--- start of Passage ---

Studio album by Judith Durham
- Released: 28 October 2011
- Recorded: 2011
- Studio: Soundplant, Melbourne
- Genre: Easy listening, folk, pop
- Label: Decca, Universal
- Producer: Michael Cristiano

Judith Durham chronology
| Up Close and Personal (2009) | Epiphany (2011) | Colours of My Life (2012) |

= Epiphany (Judith Durham album) =

Epiphany is the tenth studio album (eleventh included the co-credit on Future Road) by Australian recording artist Judith Durham. The album was released in October 2011 and first to be released under Decca Records / Universal Music Australia.

In a December 2011 interview with 'Beauty and Lace' Durham said "Epiphany is an album of music and lyrics I’ve composed – some in collaboration – on inspirational topics." adding it "would appeal to people who appreciate musical theatre and songs with emotional content and inspirational concepts which have informed me and raised my awareness in the process of composing and recording the songs."

--- end of Passage ---
--- start of Dataset extract ---

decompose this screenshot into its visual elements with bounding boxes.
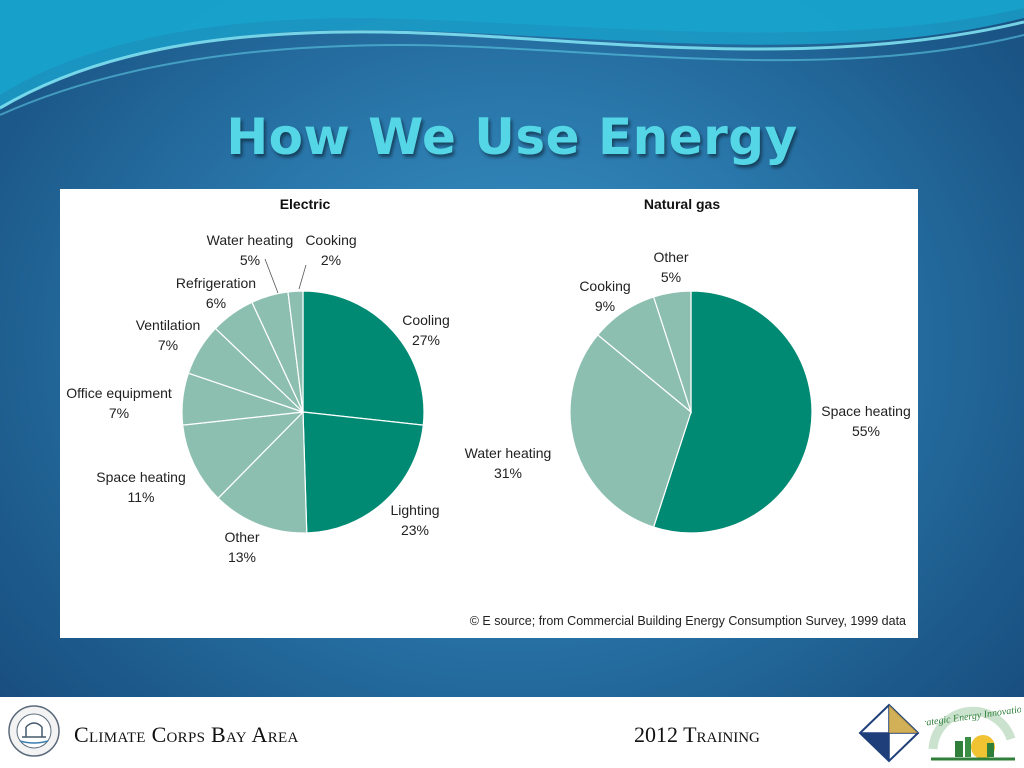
pie-slice-space-heating bbox=[182, 411, 305, 500]
slice-label-refrigeration: Refrigeration 6% bbox=[176, 275, 256, 311]
slice-label-other: Other 5% bbox=[653, 249, 688, 285]
pie-slice-other bbox=[217, 410, 308, 534]
slice-label-cooling: Cooling 27% bbox=[402, 312, 449, 348]
pie-slice-other bbox=[652, 290, 692, 413]
footer: Climate Corps Bay Area 2012 Training Str… bbox=[0, 697, 1024, 768]
pie-charts: Electric Natural gas Cooling 27% Lighting 2… bbox=[66, 196, 911, 628]
pie-slice-lighting bbox=[302, 411, 424, 534]
gas-chart-title: Natural gas bbox=[644, 196, 720, 212]
pie-slice-space-heating bbox=[652, 290, 813, 534]
leader-line-cooking bbox=[298, 264, 307, 290]
slice-label-office-equipment: Office equipment 7% bbox=[66, 385, 172, 421]
slice-label-ventilation: Ventilation 7% bbox=[136, 317, 201, 353]
slice-label-cooking: Cooking 9% bbox=[579, 278, 630, 314]
slice-labels: Cooling 27% Lighting 23% Other 13% Space heati… bbox=[66, 232, 911, 565]
leader-line-water-heating bbox=[264, 258, 279, 294]
slice-label-other: Other 13% bbox=[224, 529, 259, 565]
pie-slice-cooling bbox=[302, 290, 425, 426]
climate-corps-seal-icon bbox=[8, 705, 60, 757]
pie-slice-water-heating bbox=[569, 334, 692, 528]
source-note: © E source; from Commercial Building Ene… bbox=[470, 614, 906, 628]
footer-event: 2012 Training bbox=[634, 722, 760, 747]
electric-pie bbox=[181, 290, 425, 534]
header-wave-decoration bbox=[0, 0, 1024, 116]
gas-pie bbox=[569, 290, 813, 534]
electric-chart-title: Electric bbox=[280, 196, 331, 212]
slice-label-water-heating: Water heating 31% bbox=[465, 445, 552, 481]
chart-panel: Electric Natural gas Cooling 27% Lighting 2… bbox=[60, 189, 918, 638]
footer-organization: Climate Corps Bay Area bbox=[74, 722, 299, 747]
slice-label-cooking: Cooking 2% bbox=[305, 232, 356, 268]
bacr-logo-icon bbox=[858, 703, 920, 763]
slice-label-lighting: Lighting 23% bbox=[390, 502, 439, 538]
strategic-energy-innovations-logo-icon: Strategic Energy Innovations bbox=[925, 703, 1021, 761]
slide-title: How We Use Energy bbox=[226, 108, 798, 166]
pie-slice-cooking bbox=[287, 290, 304, 413]
slice-label-space-heating: Space heating 55% bbox=[821, 403, 911, 439]
slice-label-space-heating: Space heating 11% bbox=[96, 469, 186, 505]
slice-label-water-heating: Water heating 5% bbox=[207, 232, 294, 268]
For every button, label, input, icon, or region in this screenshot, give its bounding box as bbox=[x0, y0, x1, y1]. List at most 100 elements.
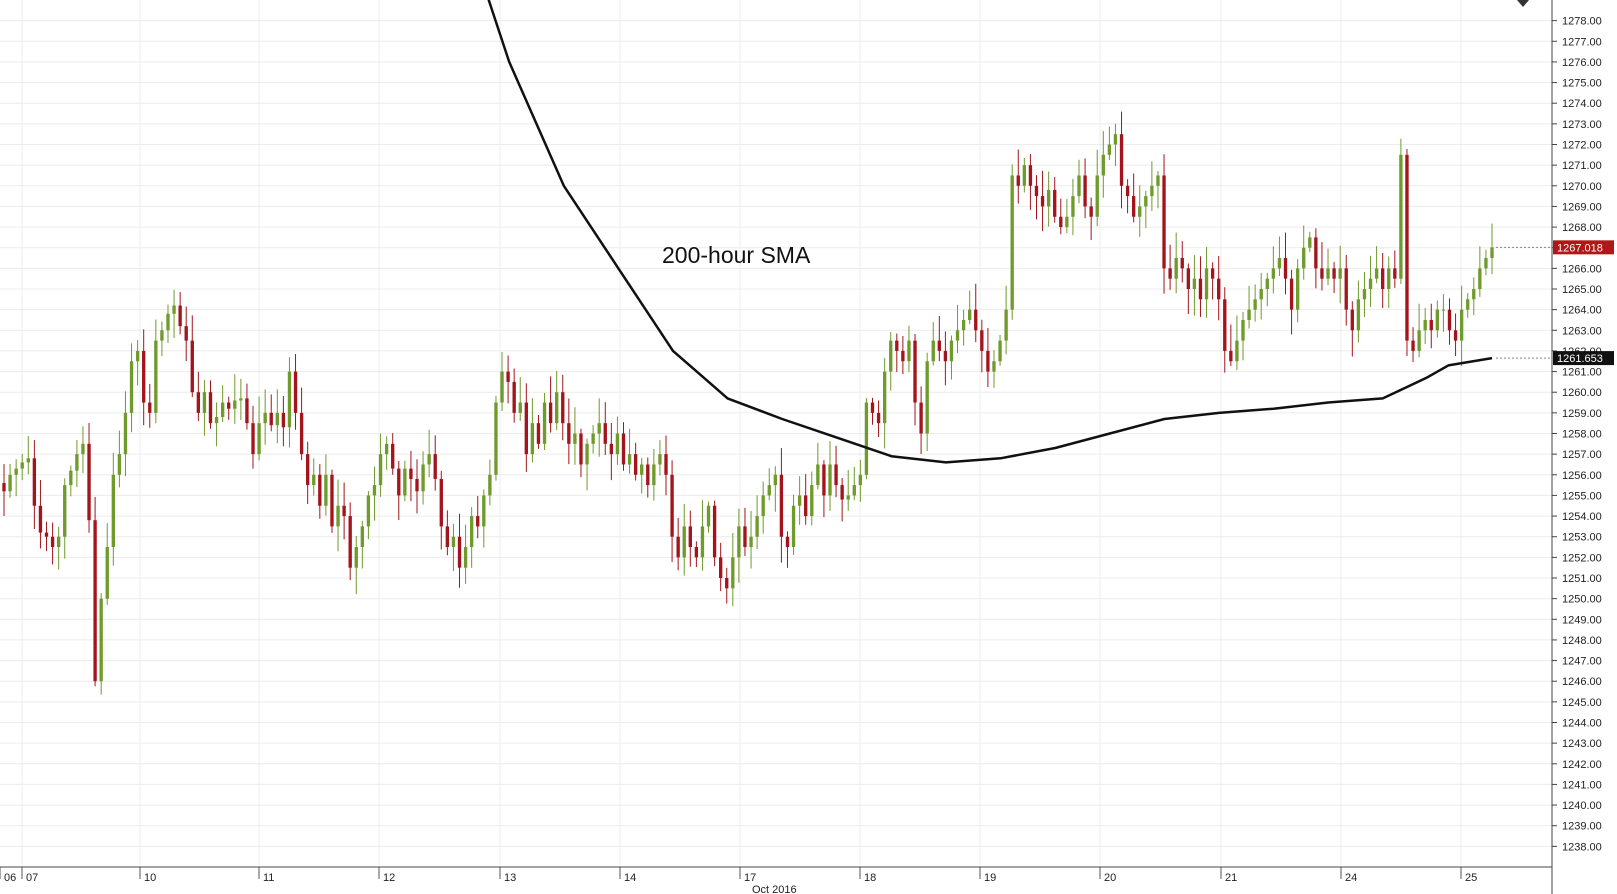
candle-body bbox=[767, 485, 771, 496]
candle-body bbox=[627, 454, 632, 465]
candle-body bbox=[573, 433, 577, 444]
y-tick-label: 1249.00 bbox=[1562, 614, 1602, 626]
candle-body bbox=[160, 330, 164, 341]
candle-body bbox=[1356, 299, 1361, 331]
candle-body bbox=[652, 464, 656, 486]
candle-body bbox=[1107, 144, 1112, 155]
candle-body bbox=[980, 330, 984, 351]
candle-body bbox=[8, 474, 12, 492]
candle-body bbox=[257, 423, 261, 455]
y-tick-label: 1276.00 bbox=[1562, 57, 1602, 69]
candle-body bbox=[293, 371, 298, 413]
date-label: 14 bbox=[624, 872, 636, 884]
candle-body bbox=[858, 474, 863, 486]
y-tick-label: 1243.00 bbox=[1562, 738, 1602, 750]
candle-body bbox=[281, 412, 286, 428]
candle-body bbox=[269, 412, 273, 426]
candle-body bbox=[1265, 278, 1269, 289]
candle-body bbox=[870, 402, 875, 413]
date-label: 12 bbox=[383, 872, 395, 884]
candle-body bbox=[135, 350, 140, 362]
candle-body bbox=[81, 443, 85, 455]
candle-body bbox=[524, 402, 528, 455]
date-label: 07 bbox=[26, 872, 38, 884]
candle-body bbox=[1065, 216, 1069, 228]
candle-body bbox=[1022, 165, 1027, 186]
candle-body bbox=[822, 464, 826, 496]
candle-body bbox=[99, 598, 103, 682]
candle-body bbox=[561, 392, 565, 424]
candle-body bbox=[439, 478, 443, 527]
candle-body bbox=[1125, 185, 1130, 197]
candle-body bbox=[1429, 319, 1433, 331]
candle-body bbox=[1168, 268, 1172, 279]
y-tick-label: 1273.00 bbox=[1562, 119, 1602, 131]
candle-body bbox=[476, 516, 480, 527]
candle-body bbox=[451, 536, 456, 548]
candle-body bbox=[20, 462, 24, 469]
date-label: 11 bbox=[263, 872, 274, 884]
candle-body bbox=[968, 309, 972, 320]
candle-body bbox=[1447, 309, 1452, 331]
candle-body bbox=[148, 402, 152, 413]
candle-body bbox=[1016, 175, 1020, 186]
candle-body bbox=[1253, 299, 1257, 310]
sma-line bbox=[487, 0, 1493, 464]
candle-body bbox=[494, 402, 498, 475]
y-tick-label: 1271.00 bbox=[1562, 160, 1602, 172]
candle-body bbox=[354, 547, 358, 568]
y-tick-label: 1259.00 bbox=[1562, 408, 1602, 420]
candle-body bbox=[1411, 340, 1415, 351]
candle-body bbox=[1271, 268, 1276, 279]
date-label: 25 bbox=[1465, 872, 1477, 884]
y-tick-label: 1245.00 bbox=[1562, 697, 1602, 709]
candle-body bbox=[749, 536, 753, 548]
candle-body bbox=[694, 547, 699, 558]
candle-body bbox=[463, 547, 468, 568]
candle-body bbox=[737, 526, 741, 558]
candle-body bbox=[937, 340, 941, 351]
candle-body bbox=[336, 505, 340, 527]
candle-body bbox=[1417, 330, 1421, 351]
y-tick-label: 1239.00 bbox=[1562, 821, 1602, 833]
candle-body bbox=[718, 557, 723, 578]
candle-body bbox=[1186, 268, 1190, 289]
candle-body bbox=[591, 433, 595, 444]
candle-body bbox=[1466, 299, 1470, 310]
candle-body bbox=[1393, 268, 1397, 279]
candle-body bbox=[227, 402, 231, 409]
y-tick-label: 1272.00 bbox=[1562, 140, 1602, 152]
candle-body bbox=[342, 505, 346, 517]
y-tick-label: 1263.00 bbox=[1562, 325, 1602, 337]
candle-body bbox=[1484, 258, 1488, 269]
candle-body bbox=[834, 464, 838, 486]
candle-body bbox=[427, 454, 431, 465]
candle-body bbox=[1381, 268, 1385, 289]
y-tick-label: 1246.00 bbox=[1562, 676, 1602, 688]
candle-body bbox=[1040, 196, 1045, 207]
candle-body bbox=[1095, 175, 1099, 217]
y-tick-label: 1255.00 bbox=[1562, 490, 1602, 502]
candle-body bbox=[56, 536, 61, 548]
candle-body bbox=[1101, 154, 1105, 176]
candle-body bbox=[1302, 247, 1306, 269]
price-tag-bg bbox=[1553, 240, 1614, 255]
candle-body bbox=[688, 526, 692, 548]
candle-body bbox=[1083, 175, 1087, 207]
candle-body bbox=[579, 433, 583, 465]
candle-body bbox=[1077, 175, 1081, 197]
date-label: 17 bbox=[744, 872, 756, 884]
candle-body bbox=[779, 474, 784, 537]
candle-body bbox=[1198, 278, 1203, 300]
candle-body bbox=[555, 392, 559, 424]
candle-body bbox=[403, 468, 407, 496]
candle-body bbox=[1472, 289, 1476, 300]
candle-body bbox=[1490, 247, 1494, 259]
candle-body bbox=[567, 423, 571, 444]
y-tick-label: 1278.00 bbox=[1562, 16, 1602, 28]
candle-body bbox=[1344, 268, 1348, 310]
y-tick-label: 1269.00 bbox=[1562, 201, 1602, 213]
candle-body bbox=[378, 454, 383, 486]
candle-body bbox=[1362, 289, 1367, 300]
candle-body bbox=[38, 505, 43, 533]
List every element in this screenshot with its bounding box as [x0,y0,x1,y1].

--- end of Dataset extract ---

### Given problem 1
Reproduce the Epiphany album passage from "Judith Durham chronology" to "Universal Music Australia.".
### Given problem 2
Render this sentence from the Epiphany album passage into Spanish: "Epiphany is the tenth studio album (eleventh included the co-credit on Future Road) by Australian recording artist Judith Durham."

### Correct response 1
Judith Durham chronology
| Up Close and Personal (2009) | Epiphany (2011) | Colours of My Life (2012) |

= Epiphany (Judith Durham album) =

Epiphany is the tenth studio album (eleventh included the co-credit on Future Road) by Australian recording artist Judith Durham. The album was released in October 2011 and first to be released under Decca Records / Universal Music Australia.

### Correct response 2
Epiphany es el décimo álbum de estudio (el undécimo si se incluye el crédito compartido en Future Road) de la artista discográfica australiana Judith Durham.